Scan the material for the word "title", and copy each line where it shows up.

══ Data to process ══

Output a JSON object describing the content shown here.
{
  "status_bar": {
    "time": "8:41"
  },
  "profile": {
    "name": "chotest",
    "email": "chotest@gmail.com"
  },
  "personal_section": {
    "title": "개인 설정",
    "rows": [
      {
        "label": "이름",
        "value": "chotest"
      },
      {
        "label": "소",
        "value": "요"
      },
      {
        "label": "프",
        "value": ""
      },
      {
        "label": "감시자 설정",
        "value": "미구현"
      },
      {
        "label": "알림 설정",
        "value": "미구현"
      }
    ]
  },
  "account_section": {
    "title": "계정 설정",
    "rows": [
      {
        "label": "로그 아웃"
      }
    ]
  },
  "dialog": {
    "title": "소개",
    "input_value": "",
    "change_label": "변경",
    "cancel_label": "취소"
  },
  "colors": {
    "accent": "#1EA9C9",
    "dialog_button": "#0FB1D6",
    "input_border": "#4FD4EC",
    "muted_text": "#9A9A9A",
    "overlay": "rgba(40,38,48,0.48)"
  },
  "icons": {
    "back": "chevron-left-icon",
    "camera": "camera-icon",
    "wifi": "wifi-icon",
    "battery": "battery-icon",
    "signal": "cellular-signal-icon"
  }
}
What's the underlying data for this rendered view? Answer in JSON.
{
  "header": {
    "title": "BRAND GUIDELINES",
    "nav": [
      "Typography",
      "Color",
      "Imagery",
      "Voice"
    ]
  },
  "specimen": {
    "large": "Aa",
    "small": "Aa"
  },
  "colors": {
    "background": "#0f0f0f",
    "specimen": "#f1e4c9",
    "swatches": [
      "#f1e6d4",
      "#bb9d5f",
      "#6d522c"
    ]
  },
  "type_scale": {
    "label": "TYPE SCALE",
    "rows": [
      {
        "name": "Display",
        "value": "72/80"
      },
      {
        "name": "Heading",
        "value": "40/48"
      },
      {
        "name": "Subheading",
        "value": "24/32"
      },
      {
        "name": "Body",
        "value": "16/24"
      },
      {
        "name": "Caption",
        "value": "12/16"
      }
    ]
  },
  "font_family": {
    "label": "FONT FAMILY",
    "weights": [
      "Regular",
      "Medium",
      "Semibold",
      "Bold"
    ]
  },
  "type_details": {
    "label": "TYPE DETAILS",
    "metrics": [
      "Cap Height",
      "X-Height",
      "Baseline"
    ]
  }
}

═══

Result of the exercise:
    "title": "개인 설정",
    "title": "계정 설정",
    "title": "소개",
    "title": "BRAND GUIDELINES",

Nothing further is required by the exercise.